Task data Start Marker

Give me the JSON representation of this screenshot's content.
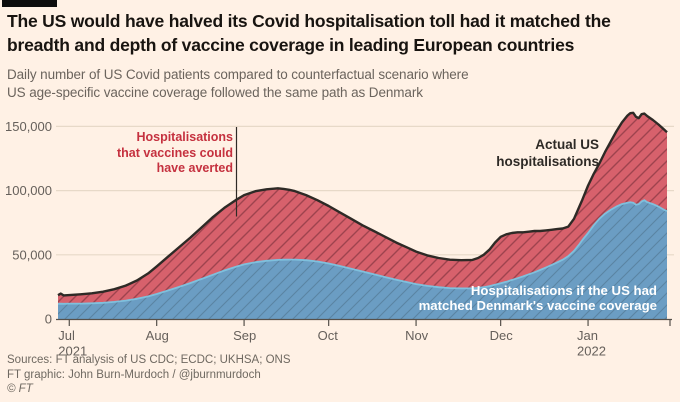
{
  "colors": {
    "background": "#fff1e5",
    "actual_fill": "#d7616c",
    "actual_hatch": "#9e434e",
    "actual_line": "#2e2a26",
    "counterfactual_fill": "#6b9dc3",
    "counterfactual_hatch": "#5a84a2",
    "counterfactual_line": "#7fc0dd",
    "gridline": "#e7d9c8",
    "axis": "#55504a",
    "tick_label": "#66605b",
    "annotation_red": "#c5313f"
  },
  "header": {
    "title_line1": "The US would have halved its Covid hospitalisation toll had it matched the",
    "title_line2": "breadth and depth of vaccine coverage in leading European countries",
    "subtitle_line1": "Daily number of US Covid patients compared to counterfactual scenario where",
    "subtitle_line2": "US age-specific vaccine coverage followed the same path as Denmark"
  },
  "annotations": {
    "averted": {
      "line1": "Hospitalisations",
      "line2": "that vaccines could",
      "line3": "have averted"
    },
    "actual": {
      "line1": "Actual US",
      "line2": "hospitalisations"
    },
    "counterfactual": {
      "line1": "Hospitalisations if the US had",
      "line2": "matched Denmark's vaccine coverage"
    }
  },
  "footer": {
    "sources": "Sources: FT analysis of US CDC; ECDC; UKHSA; ONS",
    "credit": "FT graphic: John Burn-Murdoch / @jburnmurdoch",
    "copyright": "© FT"
  },
  "chart_data": {
    "type": "area",
    "x_unit": "days since 27 Jun 2021",
    "x_domain_days": 216,
    "ylim": [
      0,
      165000
    ],
    "grid": true,
    "y_ticks": [
      {
        "value": 0,
        "label": "0"
      },
      {
        "value": 50000,
        "label": "50,000"
      },
      {
        "value": 100000,
        "label": "100,000"
      },
      {
        "value": 150000,
        "label": "150,000"
      }
    ],
    "x_ticks": [
      {
        "day": 4,
        "label": "Jul",
        "year": "2021"
      },
      {
        "day": 35,
        "label": "Aug"
      },
      {
        "day": 66,
        "label": "Sep"
      },
      {
        "day": 96,
        "label": "Oct"
      },
      {
        "day": 127,
        "label": "Nov"
      },
      {
        "day": 157,
        "label": "Dec"
      },
      {
        "day": 188,
        "label": "Jan",
        "year": "2022"
      }
    ],
    "series": [
      {
        "name": "Actual US hospitalisations",
        "points": [
          [
            0,
            18500
          ],
          [
            1,
            19800
          ],
          [
            2,
            18400
          ],
          [
            4,
            18600
          ],
          [
            8,
            19200
          ],
          [
            12,
            20000
          ],
          [
            16,
            21300
          ],
          [
            20,
            23200
          ],
          [
            24,
            26000
          ],
          [
            28,
            30000
          ],
          [
            32,
            35500
          ],
          [
            35,
            41000
          ],
          [
            39,
            48500
          ],
          [
            43,
            56000
          ],
          [
            47,
            63500
          ],
          [
            51,
            71500
          ],
          [
            55,
            79500
          ],
          [
            59,
            86500
          ],
          [
            63,
            92500
          ],
          [
            66,
            96500
          ],
          [
            70,
            99500
          ],
          [
            74,
            101000
          ],
          [
            78,
            101800
          ],
          [
            80,
            101300
          ],
          [
            82,
            100600
          ],
          [
            84,
            99600
          ],
          [
            88,
            96500
          ],
          [
            92,
            92500
          ],
          [
            96,
            88000
          ],
          [
            100,
            83000
          ],
          [
            104,
            78000
          ],
          [
            108,
            73000
          ],
          [
            112,
            68500
          ],
          [
            116,
            64000
          ],
          [
            120,
            59500
          ],
          [
            124,
            55500
          ],
          [
            127,
            52500
          ],
          [
            131,
            49500
          ],
          [
            135,
            47500
          ],
          [
            139,
            46200
          ],
          [
            143,
            45800
          ],
          [
            147,
            46000
          ],
          [
            149,
            47500
          ],
          [
            151,
            50000
          ],
          [
            153,
            54000
          ],
          [
            155,
            59500
          ],
          [
            157,
            64000
          ],
          [
            159,
            66000
          ],
          [
            161,
            67000
          ],
          [
            163,
            67500
          ],
          [
            165,
            67500
          ],
          [
            167,
            68000
          ],
          [
            169,
            68500
          ],
          [
            171,
            68500
          ],
          [
            173,
            69000
          ],
          [
            175,
            69500
          ],
          [
            177,
            70000
          ],
          [
            179,
            70500
          ],
          [
            181,
            72000
          ],
          [
            183,
            78000
          ],
          [
            185,
            88000
          ],
          [
            186,
            93000
          ],
          [
            188,
            104000
          ],
          [
            190,
            113000
          ],
          [
            192,
            121000
          ],
          [
            194,
            130000
          ],
          [
            196,
            138000
          ],
          [
            198,
            146000
          ],
          [
            200,
            153000
          ],
          [
            202,
            158500
          ],
          [
            203,
            160300
          ],
          [
            204,
            160600
          ],
          [
            205,
            157500
          ],
          [
            206,
            156500
          ],
          [
            207,
            159500
          ],
          [
            208,
            160000
          ],
          [
            209,
            158000
          ],
          [
            211,
            155000
          ],
          [
            213,
            151500
          ],
          [
            215,
            147500
          ],
          [
            216,
            145500
          ]
        ]
      },
      {
        "name": "Hospitalisations if the US had matched Denmark's vaccine coverage",
        "points": [
          [
            0,
            11800
          ],
          [
            1,
            11900
          ],
          [
            2,
            11800
          ],
          [
            4,
            12000
          ],
          [
            8,
            12000
          ],
          [
            12,
            12200
          ],
          [
            16,
            12600
          ],
          [
            20,
            13300
          ],
          [
            24,
            14300
          ],
          [
            28,
            15700
          ],
          [
            32,
            17600
          ],
          [
            35,
            19500
          ],
          [
            39,
            22200
          ],
          [
            43,
            25000
          ],
          [
            47,
            28000
          ],
          [
            51,
            31200
          ],
          [
            55,
            34500
          ],
          [
            59,
            37800
          ],
          [
            63,
            40600
          ],
          [
            66,
            42500
          ],
          [
            70,
            44200
          ],
          [
            74,
            45300
          ],
          [
            78,
            46000
          ],
          [
            80,
            46200
          ],
          [
            82,
            46300
          ],
          [
            84,
            46300
          ],
          [
            88,
            45800
          ],
          [
            92,
            44800
          ],
          [
            96,
            43200
          ],
          [
            100,
            41300
          ],
          [
            104,
            39200
          ],
          [
            108,
            37000
          ],
          [
            112,
            34800
          ],
          [
            116,
            32600
          ],
          [
            120,
            30500
          ],
          [
            124,
            28600
          ],
          [
            127,
            27200
          ],
          [
            131,
            25800
          ],
          [
            135,
            24800
          ],
          [
            139,
            24100
          ],
          [
            143,
            23800
          ],
          [
            147,
            23900
          ],
          [
            149,
            24200
          ],
          [
            151,
            24800
          ],
          [
            153,
            25600
          ],
          [
            155,
            26600
          ],
          [
            157,
            27800
          ],
          [
            159,
            29000
          ],
          [
            161,
            30400
          ],
          [
            163,
            31800
          ],
          [
            165,
            33200
          ],
          [
            167,
            34800
          ],
          [
            169,
            36400
          ],
          [
            171,
            38200
          ],
          [
            173,
            40000
          ],
          [
            175,
            42000
          ],
          [
            177,
            44000
          ],
          [
            179,
            46200
          ],
          [
            181,
            49000
          ],
          [
            183,
            53000
          ],
          [
            185,
            58500
          ],
          [
            186,
            61500
          ],
          [
            188,
            67000
          ],
          [
            190,
            73000
          ],
          [
            192,
            78000
          ],
          [
            194,
            82000
          ],
          [
            196,
            85000
          ],
          [
            198,
            87500
          ],
          [
            200,
            89500
          ],
          [
            202,
            90500
          ],
          [
            203,
            91000
          ],
          [
            204,
            90500
          ],
          [
            205,
            89000
          ],
          [
            206,
            89500
          ],
          [
            207,
            91500
          ],
          [
            208,
            92500
          ],
          [
            209,
            91000
          ],
          [
            211,
            89500
          ],
          [
            213,
            87500
          ],
          [
            215,
            85000
          ],
          [
            216,
            84000
          ]
        ]
      }
    ]
  }
}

Task data End Marker

■ **Task objective**
When the word "Covid" turns up on a line of the material above, copy that line.

■ **Answer to this exercise**
    "title_line1": "The US would have halved its Covid hospitalisation toll had it matched the",
    "subtitle_line1": "Daily number of US Covid patients compared to counterfactual scenario where",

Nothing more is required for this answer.